» **ASSIGNED TASK**: Transcribe the data. Leave out nothing.

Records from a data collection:
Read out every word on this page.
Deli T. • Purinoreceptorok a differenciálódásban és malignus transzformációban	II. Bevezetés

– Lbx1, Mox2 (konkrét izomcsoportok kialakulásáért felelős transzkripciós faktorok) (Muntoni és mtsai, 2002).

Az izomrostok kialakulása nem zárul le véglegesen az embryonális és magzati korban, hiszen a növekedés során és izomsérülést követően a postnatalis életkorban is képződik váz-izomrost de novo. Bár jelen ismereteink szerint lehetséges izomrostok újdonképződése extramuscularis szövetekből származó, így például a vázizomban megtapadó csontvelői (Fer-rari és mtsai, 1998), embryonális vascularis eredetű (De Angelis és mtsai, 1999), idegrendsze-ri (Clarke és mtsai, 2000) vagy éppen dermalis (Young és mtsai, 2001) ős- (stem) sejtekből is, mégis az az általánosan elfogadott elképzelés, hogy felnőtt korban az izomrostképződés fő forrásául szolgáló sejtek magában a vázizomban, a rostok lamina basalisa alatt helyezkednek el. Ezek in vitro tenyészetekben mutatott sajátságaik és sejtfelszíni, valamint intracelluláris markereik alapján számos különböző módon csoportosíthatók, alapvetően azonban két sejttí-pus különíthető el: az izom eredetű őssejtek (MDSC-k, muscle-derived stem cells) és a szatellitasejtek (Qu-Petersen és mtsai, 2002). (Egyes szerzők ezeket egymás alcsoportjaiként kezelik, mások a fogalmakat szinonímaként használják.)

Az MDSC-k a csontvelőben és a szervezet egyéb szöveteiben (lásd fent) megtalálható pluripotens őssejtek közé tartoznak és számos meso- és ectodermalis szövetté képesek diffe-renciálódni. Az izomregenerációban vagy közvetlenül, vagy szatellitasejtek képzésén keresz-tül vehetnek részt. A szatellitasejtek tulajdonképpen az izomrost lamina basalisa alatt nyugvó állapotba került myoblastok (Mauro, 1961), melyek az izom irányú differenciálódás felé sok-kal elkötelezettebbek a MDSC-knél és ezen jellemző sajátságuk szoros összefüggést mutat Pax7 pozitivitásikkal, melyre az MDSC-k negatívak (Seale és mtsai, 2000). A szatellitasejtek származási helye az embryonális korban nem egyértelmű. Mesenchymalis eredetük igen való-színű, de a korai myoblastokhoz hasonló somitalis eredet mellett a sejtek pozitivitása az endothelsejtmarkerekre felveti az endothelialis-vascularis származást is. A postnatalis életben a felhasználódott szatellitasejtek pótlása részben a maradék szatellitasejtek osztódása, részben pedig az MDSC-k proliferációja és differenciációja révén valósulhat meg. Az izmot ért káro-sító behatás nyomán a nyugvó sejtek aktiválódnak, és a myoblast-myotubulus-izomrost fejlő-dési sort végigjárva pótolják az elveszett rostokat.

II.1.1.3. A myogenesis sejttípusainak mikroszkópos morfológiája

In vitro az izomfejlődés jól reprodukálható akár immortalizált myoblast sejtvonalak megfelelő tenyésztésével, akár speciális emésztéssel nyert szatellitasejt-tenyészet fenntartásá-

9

» **RESPONSE**:
Read out every word on this page.
Deli T. • Purinoreceptorok a differenciálódásban és malignus transzformációban	II. Bevezetés

– Lbx1, Mox2 (konkrét izomcsoportok kialakulásáért felelős transzkripciós faktorok) (Muntoni és mtsai, 2002).

Az izomrostok kialakulása nem zárul le véglegesen az embryonális és magzati korban, hiszen a növekedés során és izomsérülést követően a postnatalis életkorban is képződik váz-izomrost de novo. Bár jelen ismereteink szerint lehetséges izomrostok újdonképződése extramuscularis szövetekből származó, így például a vázizomban megtapadó csontvelői (Fer-rari és mtsai, 1998), embryonális vascularis eredetű (De Angelis és mtsai, 1999), idegrendsze-ri (Clarke és mtsai, 2000) vagy éppen dermalis (Young és mtsai, 2001) ős- (stem) sejtekből is, mégis az az általánosan elfogadott elképzelés, hogy felnőtt korban az izomrostképződés fő forrásául szolgáló sejtek magában a vázizomban, a rostok lamina basalisa alatt helyezkednek el. Ezek in vitro tenyészetekben mutatott sajátságaik és sejtfelszíni, valamint intracelluláris markereik alapján számos különböző módon csoportosíthatók, alapvetően azonban két sejttí-pus különíthető el: az izom eredetű őssejtek (MDSC-k, muscle-derived stem cells) és a szatellitasejtek (Qu-Petersen és mtsai, 2002). (Egyes szerzők ezeket egymás alcsoportjaiként kezelik, mások a fogalmakat szinonímaként használják.)

Az MDSC-k a csontvelőben és a szervezet egyéb szöveteiben (lásd fent) megtalálható pluripotens őssejtek közé tartoznak és számos meso- és ectodermalis szövetté képesek diffe-renciálódni. Az izomregenerációban vagy közvetlenül, vagy szatellitasejtek képzésén keresz-tül vehetnek részt. A szatellitasejtek tulajdonképpen az izomrost lamina basalisa alatt nyugvó állapotba került myoblastok (Mauro, 1961), melyek az izom irányú differenciálódás felé sok-kal elkötelezettebbek a MDSC-knél és ezen jellemző sajátságuk szoros összefüggést mutat Pax7 pozitivitásikkal, melyre az MDSC-k negatívak (Seale és mtsai, 2000). A szatellitasejtek származási helye az embryonális korban nem egyértelmű. Mesenchymalis eredetük igen való-színű, de a korai myoblastokhoz hasonló somitalis eredet mellett a sejtek pozitivitása az endothelsejtmarkerekre felveti az endothelialis-vascularis származást is. A postnatalis életben a felhasználódott szatellitasejtek pótlása részben a maradék szatellitasejtek osztódása, részben pedig az MDSC-k proliferációja és differenciációja révén valósulhat meg. Az izmot ért káro-sító behatás nyomán a nyugvó sejtek aktiválódnak, és a myoblast-myotubulus-izomrost fejlő-dési sort végigjárva pótolják az elveszett rostokat.

II.1.1.3. A myogenesis sejttípusainak mikroszkópos morfológiája

In vitro az izomfejlődés jól reprodukálható akár immortalizált myoblast sejtvonalak megfelelő tenyésztésével, akár speciális emésztéssel nyert szatellitasejt-tenyészet fenntartásá-

9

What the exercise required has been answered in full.